------ Available records ------

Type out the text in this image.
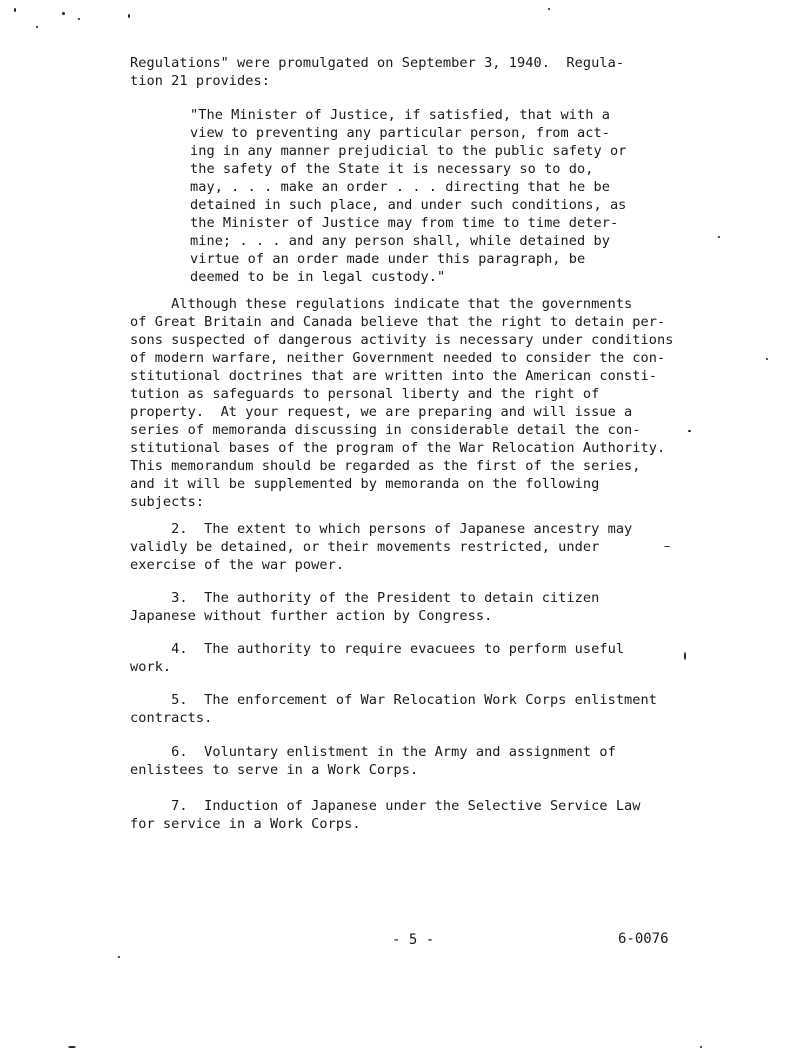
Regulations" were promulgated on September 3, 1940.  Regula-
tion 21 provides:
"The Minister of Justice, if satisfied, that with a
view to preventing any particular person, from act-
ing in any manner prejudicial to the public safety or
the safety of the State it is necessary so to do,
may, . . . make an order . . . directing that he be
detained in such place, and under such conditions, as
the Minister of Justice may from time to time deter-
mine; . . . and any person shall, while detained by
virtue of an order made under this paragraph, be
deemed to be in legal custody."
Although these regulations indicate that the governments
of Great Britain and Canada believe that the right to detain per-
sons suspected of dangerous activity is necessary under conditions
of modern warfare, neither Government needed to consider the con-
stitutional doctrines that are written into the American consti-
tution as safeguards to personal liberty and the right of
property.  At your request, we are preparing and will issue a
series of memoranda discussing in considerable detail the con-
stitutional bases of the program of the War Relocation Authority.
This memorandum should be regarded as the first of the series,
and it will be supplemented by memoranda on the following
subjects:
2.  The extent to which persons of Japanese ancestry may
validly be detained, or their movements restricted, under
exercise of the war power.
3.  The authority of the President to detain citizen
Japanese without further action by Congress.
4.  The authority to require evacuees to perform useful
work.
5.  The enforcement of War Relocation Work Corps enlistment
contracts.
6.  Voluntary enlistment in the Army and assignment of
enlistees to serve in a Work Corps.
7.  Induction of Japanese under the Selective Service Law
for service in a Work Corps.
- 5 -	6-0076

------

Stated task - Your task is to gather all lines from the entries above that hold the word "Justice".

Exercise result -
"The Minister of Justice, if satisfied, that with a
the Minister of Justice may from time to time deter-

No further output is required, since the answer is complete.